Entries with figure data
====================

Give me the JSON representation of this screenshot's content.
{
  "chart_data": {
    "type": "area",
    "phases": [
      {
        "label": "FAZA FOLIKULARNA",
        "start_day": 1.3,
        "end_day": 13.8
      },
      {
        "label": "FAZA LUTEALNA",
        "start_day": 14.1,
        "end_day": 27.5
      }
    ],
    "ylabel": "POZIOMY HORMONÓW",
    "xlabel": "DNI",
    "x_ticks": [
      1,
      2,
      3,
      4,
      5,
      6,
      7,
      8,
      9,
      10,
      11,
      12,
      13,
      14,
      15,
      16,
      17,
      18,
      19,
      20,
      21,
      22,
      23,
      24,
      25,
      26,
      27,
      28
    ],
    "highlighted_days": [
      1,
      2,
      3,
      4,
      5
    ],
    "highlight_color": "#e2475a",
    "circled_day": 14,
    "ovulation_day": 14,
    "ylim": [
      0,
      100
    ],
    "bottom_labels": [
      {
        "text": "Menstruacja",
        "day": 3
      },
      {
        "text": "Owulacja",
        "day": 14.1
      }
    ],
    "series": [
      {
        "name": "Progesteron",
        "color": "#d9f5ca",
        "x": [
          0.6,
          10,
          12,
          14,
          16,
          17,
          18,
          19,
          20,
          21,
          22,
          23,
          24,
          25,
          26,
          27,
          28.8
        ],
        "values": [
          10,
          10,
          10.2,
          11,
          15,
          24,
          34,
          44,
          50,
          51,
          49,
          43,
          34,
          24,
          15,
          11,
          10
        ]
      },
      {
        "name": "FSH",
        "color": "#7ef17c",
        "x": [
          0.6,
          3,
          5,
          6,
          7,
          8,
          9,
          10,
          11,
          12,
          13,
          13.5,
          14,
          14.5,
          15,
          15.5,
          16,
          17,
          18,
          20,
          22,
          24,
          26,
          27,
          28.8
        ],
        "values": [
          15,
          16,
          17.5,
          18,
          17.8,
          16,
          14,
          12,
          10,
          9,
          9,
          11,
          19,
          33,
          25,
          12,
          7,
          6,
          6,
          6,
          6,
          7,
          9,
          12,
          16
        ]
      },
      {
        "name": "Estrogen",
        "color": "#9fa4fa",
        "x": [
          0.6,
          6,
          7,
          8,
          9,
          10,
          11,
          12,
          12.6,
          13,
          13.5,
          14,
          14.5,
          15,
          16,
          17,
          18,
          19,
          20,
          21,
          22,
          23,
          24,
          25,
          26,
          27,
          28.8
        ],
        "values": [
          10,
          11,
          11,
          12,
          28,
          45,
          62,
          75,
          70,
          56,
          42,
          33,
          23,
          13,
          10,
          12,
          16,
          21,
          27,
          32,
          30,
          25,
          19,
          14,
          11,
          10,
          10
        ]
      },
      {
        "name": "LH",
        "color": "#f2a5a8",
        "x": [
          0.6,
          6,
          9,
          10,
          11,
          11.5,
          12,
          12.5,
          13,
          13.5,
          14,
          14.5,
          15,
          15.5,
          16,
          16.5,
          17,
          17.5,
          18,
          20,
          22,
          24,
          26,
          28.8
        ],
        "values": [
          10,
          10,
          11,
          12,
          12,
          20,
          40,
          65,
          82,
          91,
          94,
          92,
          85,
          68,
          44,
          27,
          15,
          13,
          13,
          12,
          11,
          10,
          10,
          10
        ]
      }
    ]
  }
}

====================

SET PROBLEM >> Copy every line in the records above that contains the word "name".

TASK RESULT >>
        "name": "Progesteron",
        "name": "FSH",
        "name": "Estrogen",
        "name": "LH",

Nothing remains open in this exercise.